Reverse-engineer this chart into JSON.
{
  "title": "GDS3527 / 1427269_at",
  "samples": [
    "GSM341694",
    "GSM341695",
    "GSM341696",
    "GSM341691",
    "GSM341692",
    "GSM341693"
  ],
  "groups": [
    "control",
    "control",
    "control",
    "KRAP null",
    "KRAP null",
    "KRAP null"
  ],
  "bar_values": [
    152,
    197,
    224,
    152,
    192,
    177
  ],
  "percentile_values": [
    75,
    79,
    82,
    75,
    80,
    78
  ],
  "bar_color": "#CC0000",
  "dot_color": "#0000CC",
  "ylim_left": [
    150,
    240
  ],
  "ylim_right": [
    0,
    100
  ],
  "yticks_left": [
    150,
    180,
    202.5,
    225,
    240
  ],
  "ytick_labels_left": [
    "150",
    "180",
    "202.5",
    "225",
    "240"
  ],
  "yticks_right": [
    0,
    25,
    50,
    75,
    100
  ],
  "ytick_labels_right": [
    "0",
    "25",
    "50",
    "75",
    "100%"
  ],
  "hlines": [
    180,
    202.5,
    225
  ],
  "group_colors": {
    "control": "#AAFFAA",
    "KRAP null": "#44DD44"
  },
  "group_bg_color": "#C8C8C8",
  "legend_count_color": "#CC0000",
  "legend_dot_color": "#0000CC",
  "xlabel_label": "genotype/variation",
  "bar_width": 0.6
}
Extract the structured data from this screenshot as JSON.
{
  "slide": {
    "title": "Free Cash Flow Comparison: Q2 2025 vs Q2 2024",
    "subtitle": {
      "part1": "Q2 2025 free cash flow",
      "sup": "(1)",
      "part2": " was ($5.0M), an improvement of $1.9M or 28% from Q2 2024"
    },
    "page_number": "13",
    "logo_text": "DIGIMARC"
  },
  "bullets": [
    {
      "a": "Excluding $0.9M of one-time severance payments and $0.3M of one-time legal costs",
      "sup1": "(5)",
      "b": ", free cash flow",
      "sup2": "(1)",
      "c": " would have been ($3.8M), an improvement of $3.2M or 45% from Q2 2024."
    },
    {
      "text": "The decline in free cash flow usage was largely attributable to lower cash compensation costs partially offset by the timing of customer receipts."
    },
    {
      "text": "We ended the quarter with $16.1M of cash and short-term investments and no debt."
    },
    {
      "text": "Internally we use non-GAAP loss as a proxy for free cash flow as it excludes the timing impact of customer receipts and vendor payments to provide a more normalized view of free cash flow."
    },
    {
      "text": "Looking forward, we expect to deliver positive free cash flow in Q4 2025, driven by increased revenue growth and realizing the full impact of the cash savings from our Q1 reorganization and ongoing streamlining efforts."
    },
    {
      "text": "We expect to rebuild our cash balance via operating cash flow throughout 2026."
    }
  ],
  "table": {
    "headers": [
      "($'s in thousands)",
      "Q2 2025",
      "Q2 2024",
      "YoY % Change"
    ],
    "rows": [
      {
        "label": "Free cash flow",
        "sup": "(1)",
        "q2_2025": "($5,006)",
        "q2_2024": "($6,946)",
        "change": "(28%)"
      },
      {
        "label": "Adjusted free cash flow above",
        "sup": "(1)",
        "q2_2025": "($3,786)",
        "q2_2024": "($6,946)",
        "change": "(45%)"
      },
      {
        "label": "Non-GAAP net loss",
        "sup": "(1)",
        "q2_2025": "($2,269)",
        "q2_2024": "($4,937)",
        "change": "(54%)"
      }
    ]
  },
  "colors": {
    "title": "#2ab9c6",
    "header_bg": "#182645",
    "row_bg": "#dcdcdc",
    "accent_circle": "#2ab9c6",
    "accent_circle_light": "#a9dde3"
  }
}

▬▬▬

Exercise brief
Repeat all the entries exactly as given.

Task result
Reverse-engineer this chart into JSON.
{
  "title": "GDS3527 / 1427269_at",
  "samples": [
    "GSM341694",
    "GSM341695",
    "GSM341696",
    "GSM341691",
    "GSM341692",
    "GSM341693"
  ],
  "groups": [
    "control",
    "control",
    "control",
    "KRAP null",
    "KRAP null",
    "KRAP null"
  ],
  "bar_values": [
    152,
    197,
    224,
    152,
    192,
    177
  ],
  "percentile_values": [
    75,
    79,
    82,
    75,
    80,
    78
  ],
  "bar_color": "#CC0000",
  "dot_color": "#0000CC",
  "ylim_left": [
    150,
    240
  ],
  "ylim_right": [
    0,
    100
  ],
  "yticks_left": [
    150,
    180,
    202.5,
    225,
    240
  ],
  "ytick_labels_left": [
    "150",
    "180",
    "202.5",
    "225",
    "240"
  ],
  "yticks_right": [
    0,
    25,
    50,
    75,
    100
  ],
  "ytick_labels_right": [
    "0",
    "25",
    "50",
    "75",
    "100%"
  ],
  "hlines": [
    180,
    202.5,
    225
  ],
  "group_colors": {
    "control": "#AAFFAA",
    "KRAP null": "#44DD44"
  },
  "group_bg_color": "#C8C8C8",
  "legend_count_color": "#CC0000",
  "legend_dot_color": "#0000CC",
  "xlabel_label": "genotype/variation",
  "bar_width": 0.6
}
Extract the structured data from this screenshot as JSON.
{
  "slide": {
    "title": "Free Cash Flow Comparison: Q2 2025 vs Q2 2024",
    "subtitle": {
      "part1": "Q2 2025 free cash flow",
      "sup": "(1)",
      "part2": " was ($5.0M), an improvement of $1.9M or 28% from Q2 2024"
    },
    "page_number": "13",
    "logo_text": "DIGIMARC"
  },
  "bullets": [
    {
      "a": "Excluding $0.9M of one-time severance payments and $0.3M of one-time legal costs",
      "sup1": "(5)",
      "b": ", free cash flow",
      "sup2": "(1)",
      "c": " would have been ($3.8M), an improvement of $3.2M or 45% from Q2 2024."
    },
    {
      "text": "The decline in free cash flow usage was largely attributable to lower cash compensation costs partially offset by the timing of customer receipts."
    },
    {
      "text": "We ended the quarter with $16.1M of cash and short-term investments and no debt."
    },
    {
      "text": "Internally we use non-GAAP loss as a proxy for free cash flow as it excludes the timing impact of customer receipts and vendor payments to provide a more normalized view of free cash flow."
    },
    {
      "text": "Looking forward, we expect to deliver positive free cash flow in Q4 2025, driven by increased revenue growth and realizing the full impact of the cash savings from our Q1 reorganization and ongoing streamlining efforts."
    },
    {
      "text": "We expect to rebuild our cash balance via operating cash flow throughout 2026."
    }
  ],
  "table": {
    "headers": [
      "($'s in thousands)",
      "Q2 2025",
      "Q2 2024",
      "YoY % Change"
    ],
    "rows": [
      {
        "label": "Free cash flow",
        "sup": "(1)",
        "q2_2025": "($5,006)",
        "q2_2024": "($6,946)",
        "change": "(28%)"
      },
      {
        "label": "Adjusted free cash flow above",
        "sup": "(1)",
        "q2_2025": "($3,786)",
        "q2_2024": "($6,946)",
        "change": "(45%)"
      },
      {
        "label": "Non-GAAP net loss",
        "sup": "(1)",
        "q2_2025": "($2,269)",
        "q2_2024": "($4,937)",
        "change": "(54%)"
      }
    ]
  },
  "colors": {
    "title": "#2ab9c6",
    "header_bg": "#182645",
    "row_bg": "#dcdcdc",
    "accent_circle": "#2ab9c6",
    "accent_circle_light": "#a9dde3"
  }
}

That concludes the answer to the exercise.